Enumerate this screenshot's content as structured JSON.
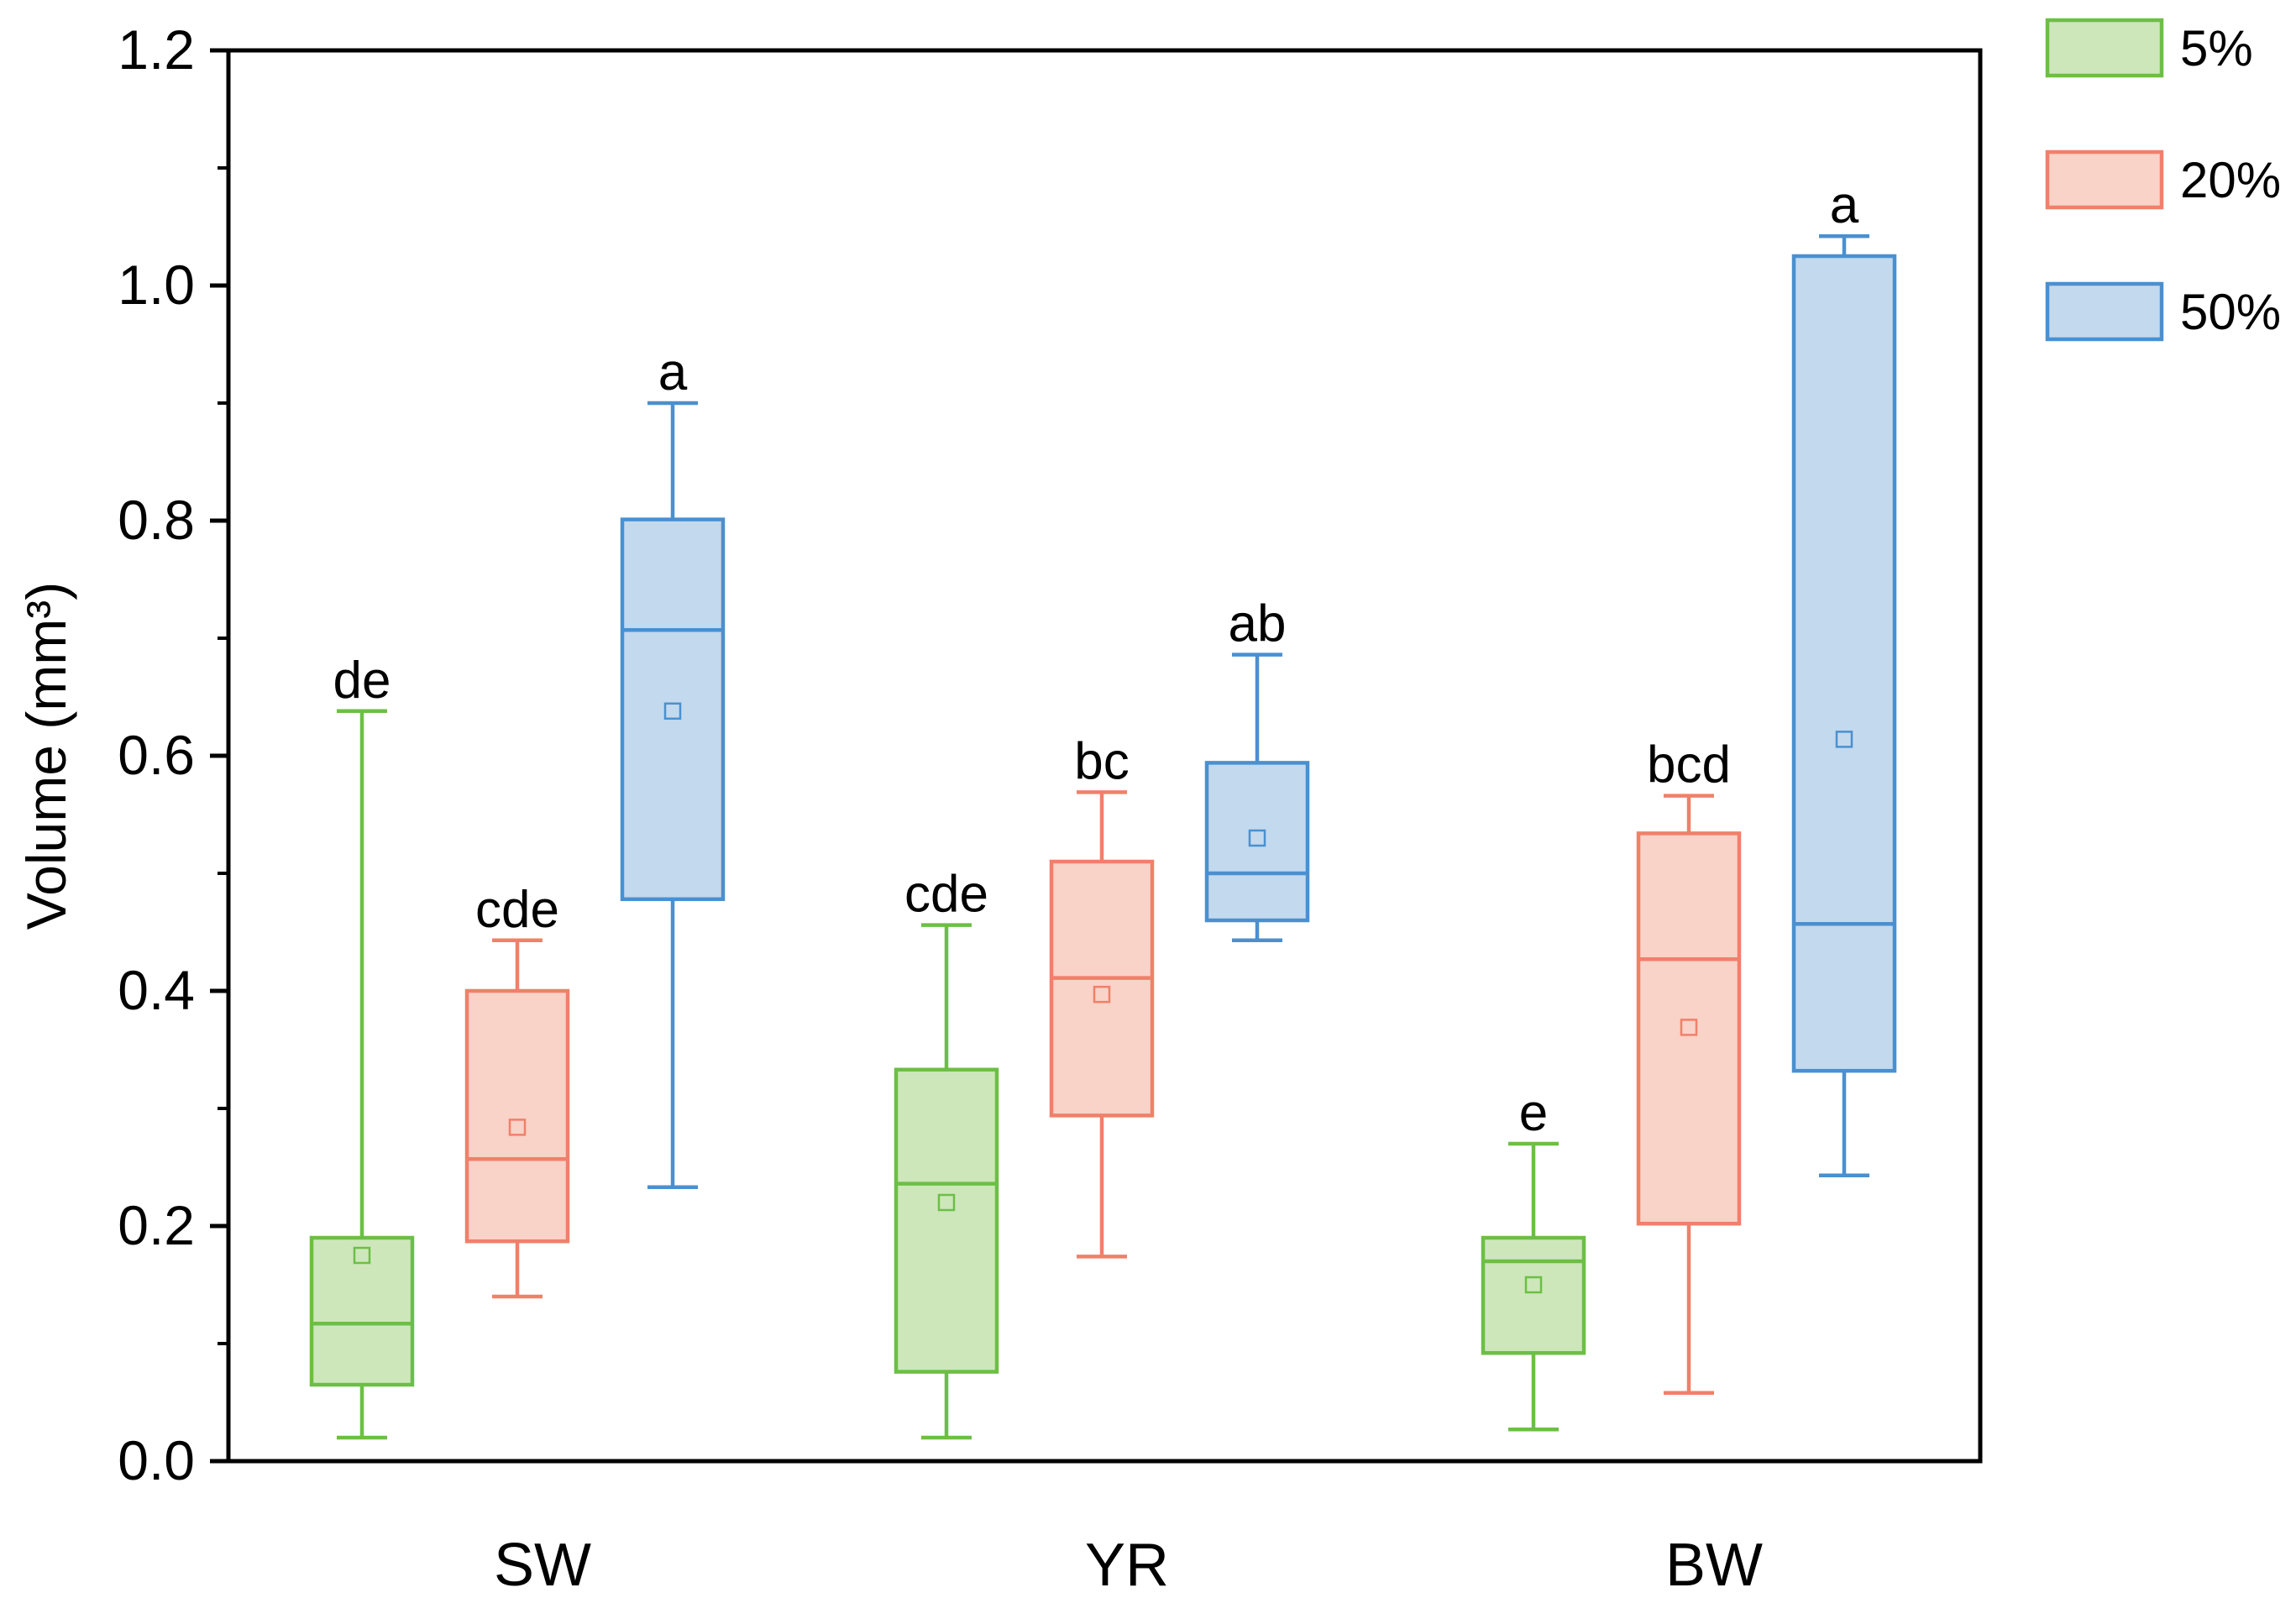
{
  "chart_data": {
    "type": "boxplot",
    "title": "",
    "xlabel": "",
    "ylabel": "Volume (mm³)",
    "ylim": [
      0.0,
      1.2
    ],
    "yticks": [
      "0.0",
      "0.2",
      "0.4",
      "0.6",
      "0.8",
      "1.0",
      "1.2"
    ],
    "grid": false,
    "legend_position": "top-right-outside",
    "categories": [
      "SW",
      "YR",
      "BW"
    ],
    "series": [
      {
        "name": "5%",
        "edge_color": "#6cbf45",
        "fill_color": "#cde7bb",
        "boxes": [
          {
            "category": "SW",
            "whisker_low": 0.02,
            "q1": 0.065,
            "median": 0.117,
            "q3": 0.19,
            "whisker_high": 0.638,
            "mean": 0.175,
            "letter": "de"
          },
          {
            "category": "YR",
            "whisker_low": 0.02,
            "q1": 0.076,
            "median": 0.236,
            "q3": 0.333,
            "whisker_high": 0.456,
            "mean": 0.22,
            "letter": "cde"
          },
          {
            "category": "BW",
            "whisker_low": 0.027,
            "q1": 0.092,
            "median": 0.17,
            "q3": 0.19,
            "whisker_high": 0.27,
            "mean": 0.15,
            "letter": "e"
          }
        ]
      },
      {
        "name": "20%",
        "edge_color": "#f0806a",
        "fill_color": "#f9d2c8",
        "boxes": [
          {
            "category": "SW",
            "whisker_low": 0.14,
            "q1": 0.187,
            "median": 0.257,
            "q3": 0.4,
            "whisker_high": 0.443,
            "mean": 0.284,
            "letter": "cde"
          },
          {
            "category": "YR",
            "whisker_low": 0.174,
            "q1": 0.294,
            "median": 0.411,
            "q3": 0.51,
            "whisker_high": 0.569,
            "mean": 0.397,
            "letter": "bc"
          },
          {
            "category": "BW",
            "whisker_low": 0.058,
            "q1": 0.202,
            "median": 0.427,
            "q3": 0.534,
            "whisker_high": 0.566,
            "mean": 0.369,
            "letter": "bcd"
          }
        ]
      },
      {
        "name": "50%",
        "edge_color": "#4a90d0",
        "fill_color": "#c3d9ee",
        "boxes": [
          {
            "category": "SW",
            "whisker_low": 0.233,
            "q1": 0.478,
            "median": 0.707,
            "q3": 0.801,
            "whisker_high": 0.9,
            "mean": 0.638,
            "letter": "a"
          },
          {
            "category": "YR",
            "whisker_low": 0.443,
            "q1": 0.46,
            "median": 0.5,
            "q3": 0.594,
            "whisker_high": 0.686,
            "mean": 0.53,
            "letter": "ab"
          },
          {
            "category": "BW",
            "whisker_low": 0.243,
            "q1": 0.332,
            "median": 0.457,
            "q3": 1.025,
            "whisker_high": 1.042,
            "mean": 0.614,
            "letter": "a"
          }
        ]
      }
    ]
  }
}
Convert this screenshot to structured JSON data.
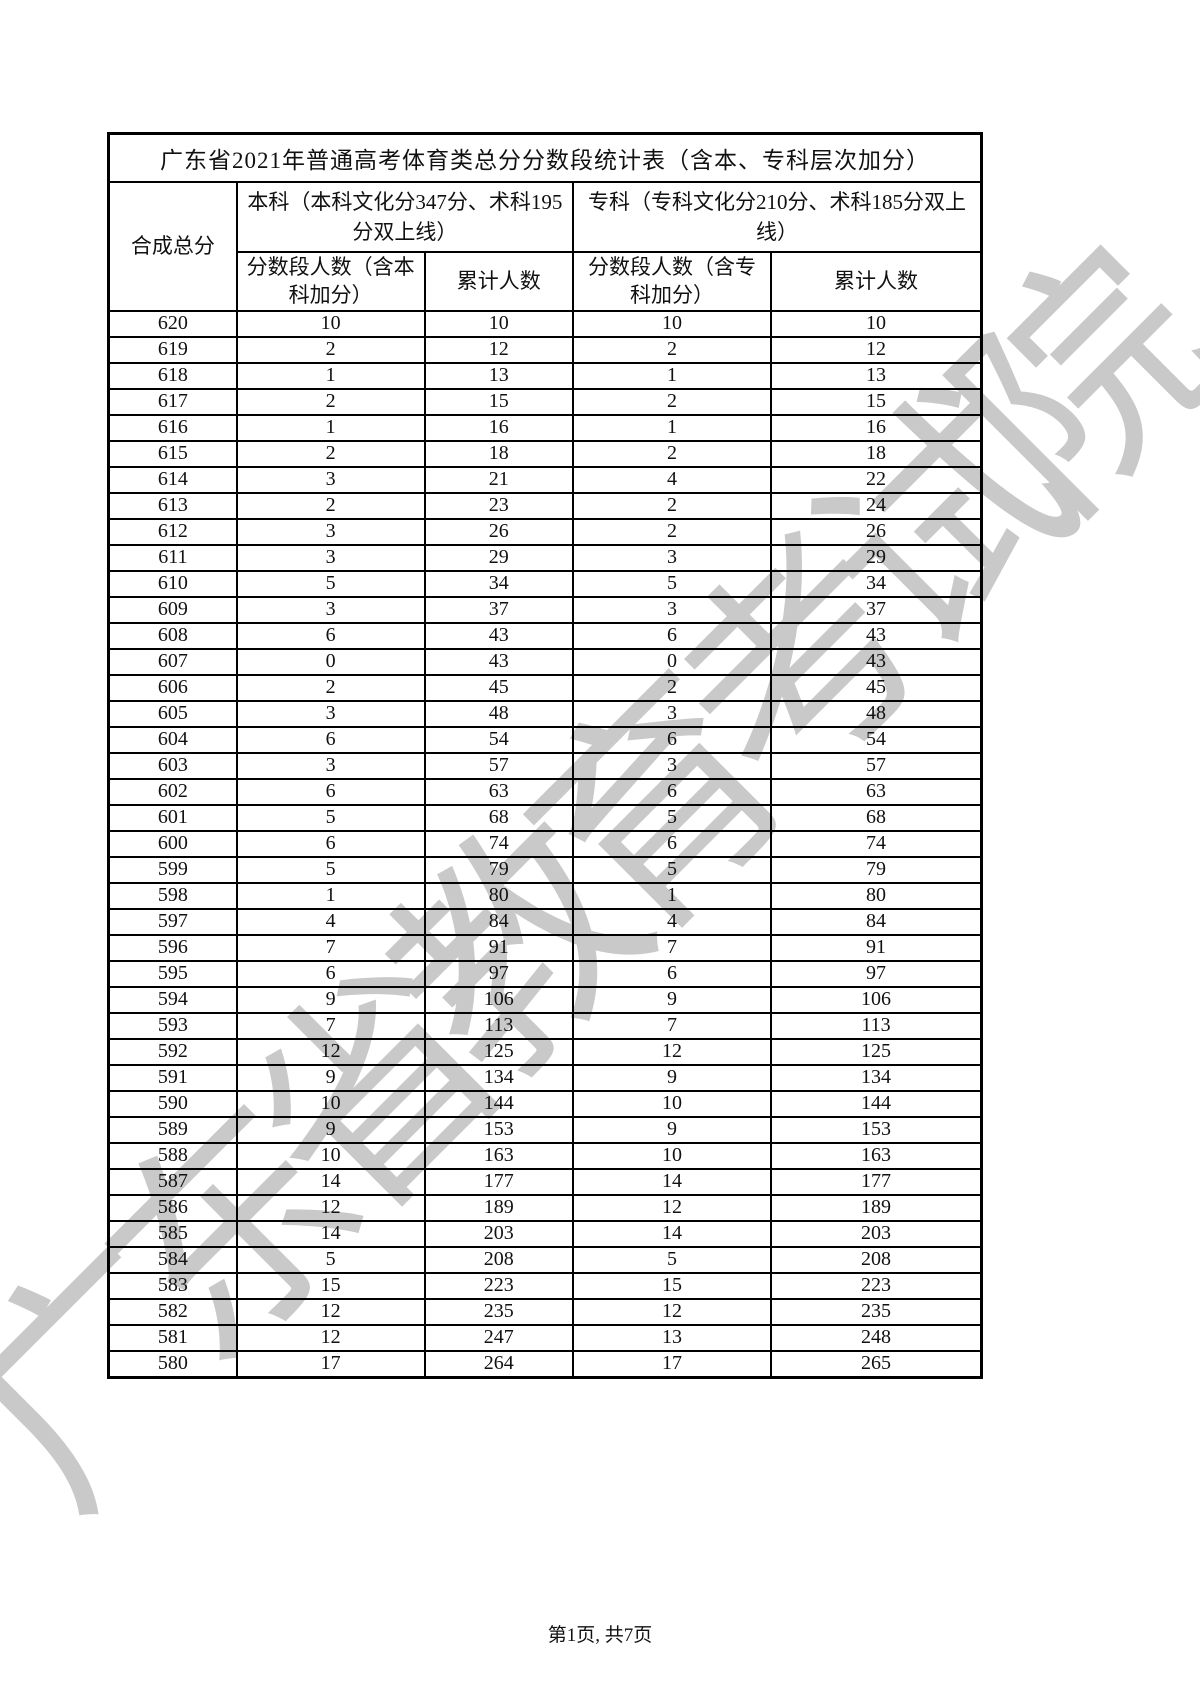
{
  "title": "广东省2021年普通高考体育类总分分数段统计表（含本、专科层次加分）",
  "watermark": "广东省教育考试院",
  "footer": {
    "page_info": "第1页, 共7页"
  },
  "table": {
    "col_score": "合成总分",
    "group_benke": "本科（本科文化分347分、术科195分双上线）",
    "group_zhuanke": "专科（专科文化分210分、术科185分双上线）",
    "col_benke_count": "分数段人数（含本科加分）",
    "col_benke_cum": "累计人数",
    "col_zhuanke_count": "分数段人数（含专科加分）",
    "col_zhuanke_cum": "累计人数",
    "rows": [
      [
        620,
        10,
        10,
        10,
        10
      ],
      [
        619,
        2,
        12,
        2,
        12
      ],
      [
        618,
        1,
        13,
        1,
        13
      ],
      [
        617,
        2,
        15,
        2,
        15
      ],
      [
        616,
        1,
        16,
        1,
        16
      ],
      [
        615,
        2,
        18,
        2,
        18
      ],
      [
        614,
        3,
        21,
        4,
        22
      ],
      [
        613,
        2,
        23,
        2,
        24
      ],
      [
        612,
        3,
        26,
        2,
        26
      ],
      [
        611,
        3,
        29,
        3,
        29
      ],
      [
        610,
        5,
        34,
        5,
        34
      ],
      [
        609,
        3,
        37,
        3,
        37
      ],
      [
        608,
        6,
        43,
        6,
        43
      ],
      [
        607,
        0,
        43,
        0,
        43
      ],
      [
        606,
        2,
        45,
        2,
        45
      ],
      [
        605,
        3,
        48,
        3,
        48
      ],
      [
        604,
        6,
        54,
        6,
        54
      ],
      [
        603,
        3,
        57,
        3,
        57
      ],
      [
        602,
        6,
        63,
        6,
        63
      ],
      [
        601,
        5,
        68,
        5,
        68
      ],
      [
        600,
        6,
        74,
        6,
        74
      ],
      [
        599,
        5,
        79,
        5,
        79
      ],
      [
        598,
        1,
        80,
        1,
        80
      ],
      [
        597,
        4,
        84,
        4,
        84
      ],
      [
        596,
        7,
        91,
        7,
        91
      ],
      [
        595,
        6,
        97,
        6,
        97
      ],
      [
        594,
        9,
        106,
        9,
        106
      ],
      [
        593,
        7,
        113,
        7,
        113
      ],
      [
        592,
        12,
        125,
        12,
        125
      ],
      [
        591,
        9,
        134,
        9,
        134
      ],
      [
        590,
        10,
        144,
        10,
        144
      ],
      [
        589,
        9,
        153,
        9,
        153
      ],
      [
        588,
        10,
        163,
        10,
        163
      ],
      [
        587,
        14,
        177,
        14,
        177
      ],
      [
        586,
        12,
        189,
        12,
        189
      ],
      [
        585,
        14,
        203,
        14,
        203
      ],
      [
        584,
        5,
        208,
        5,
        208
      ],
      [
        583,
        15,
        223,
        15,
        223
      ],
      [
        582,
        12,
        235,
        12,
        235
      ],
      [
        581,
        12,
        247,
        13,
        248
      ],
      [
        580,
        17,
        264,
        17,
        265
      ]
    ]
  }
}
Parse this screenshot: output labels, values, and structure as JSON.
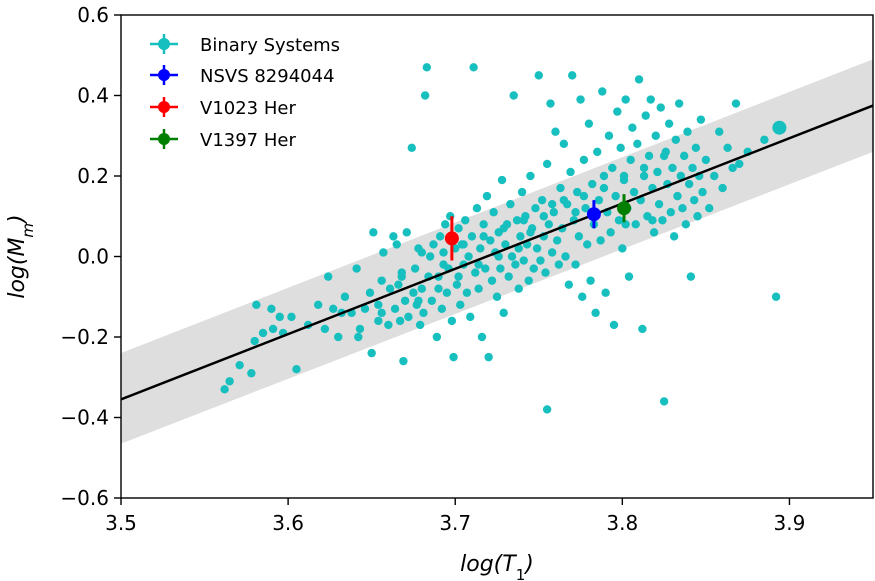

## Objective
Reproduce the records above exactly, leaving out every picture they contain.

## Response to this exercise
Enumerate this screenshot's content as structured JSON.
{
  "chart_data": {
    "type": "boxplot",
    "title": "",
    "xlabel": "",
    "ylabel": "Volume (mm³)",
    "ylim": [
      0.0,
      1.2
    ],
    "yticks": [
      "0.0",
      "0.2",
      "0.4",
      "0.6",
      "0.8",
      "1.0",
      "1.2"
    ],
    "grid": false,
    "legend_position": "top-right-outside",
    "categories": [
      "SW",
      "YR",
      "BW"
    ],
    "series": [
      {
        "name": "5%",
        "edge_color": "#6cbf45",
        "fill_color": "#cde7bb",
        "boxes": [
          {
            "category": "SW",
            "whisker_low": 0.02,
            "q1": 0.065,
            "median": 0.117,
            "q3": 0.19,
            "whisker_high": 0.638,
            "mean": 0.175,
            "letter": "de"
          },
          {
            "category": "YR",
            "whisker_low": 0.02,
            "q1": 0.076,
            "median": 0.236,
            "q3": 0.333,
            "whisker_high": 0.456,
            "mean": 0.22,
            "letter": "cde"
          },
          {
            "category": "BW",
            "whisker_low": 0.027,
            "q1": 0.092,
            "median": 0.17,
            "q3": 0.19,
            "whisker_high": 0.27,
            "mean": 0.15,
            "letter": "e"
          }
        ]
      },
      {
        "name": "20%",
        "edge_color": "#f0806a",
        "fill_color": "#f9d2c8",
        "boxes": [
          {
            "category": "SW",
            "whisker_low": 0.14,
            "q1": 0.187,
            "median": 0.257,
            "q3": 0.4,
            "whisker_high": 0.443,
            "mean": 0.284,
            "letter": "cde"
          },
          {
            "category": "YR",
            "whisker_low": 0.174,
            "q1": 0.294,
            "median": 0.411,
            "q3": 0.51,
            "whisker_high": 0.569,
            "mean": 0.397,
            "letter": "bc"
          },
          {
            "category": "BW",
            "whisker_low": 0.058,
            "q1": 0.202,
            "median": 0.427,
            "q3": 0.534,
            "whisker_high": 0.566,
            "mean": 0.369,
            "letter": "bcd"
          }
        ]
      },
      {
        "name": "50%",
        "edge_color": "#4a90d0",
        "fill_color": "#c3d9ee",
        "boxes": [
          {
            "category": "SW",
            "whisker_low": 0.233,
            "q1": 0.478,
            "median": 0.707,
            "q3": 0.801,
            "whisker_high": 0.9,
            "mean": 0.638,
            "letter": "a"
          },
          {
            "category": "YR",
            "whisker_low": 0.443,
            "q1": 0.46,
            "median": 0.5,
            "q3": 0.594,
            "whisker_high": 0.686,
            "mean": 0.53,
            "letter": "ab"
          },
          {
            "category": "BW",
            "whisker_low": 0.243,
            "q1": 0.332,
            "median": 0.457,
            "q3": 1.025,
            "whisker_high": 1.042,
            "mean": 0.614,
            "letter": "a"
          }
        ]
      }
    ]
  }
}
Convert this screenshot to structured JSON data.
{
  "title": "广东省2021年普通高考体育类总分分数段统计表（含本、专科层次加分）",
  "watermark": "广东省教育考试院",
  "footer": {
    "page_info": "第1页, 共7页"
  },
  "table": {
    "col_score": "合成总分",
    "group_benke": "本科（本科文化分347分、术科195分双上线）",
    "group_zhuanke": "专科（专科文化分210分、术科185分双上线）",
    "col_benke_count": "分数段人数（含本科加分）",
    "col_benke_cum": "累计人数",
    "col_zhuanke_count": "分数段人数（含专科加分）",
    "col_zhuanke_cum": "累计人数",
    "rows": [
      [
        620,
        10,
        10,
        10,
        10
      ],
      [
        619,
        2,
        12,
        2,
        12
      ],
      [
        618,
        1,
        13,
        1,
        13
      ],
      [
        617,
        2,
        15,
        2,
        15
      ],
      [
        616,
        1,
        16,
        1,
        16
      ],
      [
        615,
        2,
        18,
        2,
        18
      ],
      [
        614,
        3,
        21,
        4,
        22
      ],
      [
        613,
        2,
        23,
        2,
        24
      ],
      [
        612,
        3,
        26,
        2,
        26
      ],
      [
        611,
        3,
        29,
        3,
        29
      ],
      [
        610,
        5,
        34,
        5,
        34
      ],
      [
        609,
        3,
        37,
        3,
        37
      ],
      [
        608,
        6,
        43,
        6,
        43
      ],
      [
        607,
        0,
        43,
        0,
        43
      ],
      [
        606,
        2,
        45,
        2,
        45
      ],
      [
        605,
        3,
        48,
        3,
        48
      ],
      [
        604,
        6,
        54,
        6,
        54
      ],
      [
        603,
        3,
        57,
        3,
        57
      ],
      [
        602,
        6,
        63,
        6,
        63
      ],
      [
        601,
        5,
        68,
        5,
        68
      ],
      [
        600,
        6,
        74,
        6,
        74
      ],
      [
        599,
        5,
        79,
        5,
        79
      ],
      [
        598,
        1,
        80,
        1,
        80
      ],
      [
        597,
        4,
        84,
        4,
        84
      ],
      [
        596,
        7,
        91,
        7,
        91
      ],
      [
        595,
        6,
        97,
        6,
        97
      ],
      [
        594,
        9,
        106,
        9,
        106
      ],
      [
        593,
        7,
        113,
        7,
        113
      ],
      [
        592,
        12,
        125,
        12,
        125
      ],
      [
        591,
        9,
        134,
        9,
        134
      ],
      [
        590,
        10,
        144,
        10,
        144
      ],
      [
        589,
        9,
        153,
        9,
        153
      ],
      [
        588,
        10,
        163,
        10,
        163
      ],
      [
        587,
        14,
        177,
        14,
        177
      ],
      [
        586,
        12,
        189,
        12,
        189
      ],
      [
        585,
        14,
        203,
        14,
        203
      ],
      [
        584,
        5,
        208,
        5,
        208
      ],
      [
        583,
        15,
        223,
        15,
        223
      ],
      [
        582,
        12,
        235,
        12,
        235
      ],
      [
        581,
        12,
        247,
        13,
        248
      ],
      [
        580,
        17,
        264,
        17,
        265
      ]
    ]
  }
}
Parse this screenshot: output labels, values, and structure as JSON.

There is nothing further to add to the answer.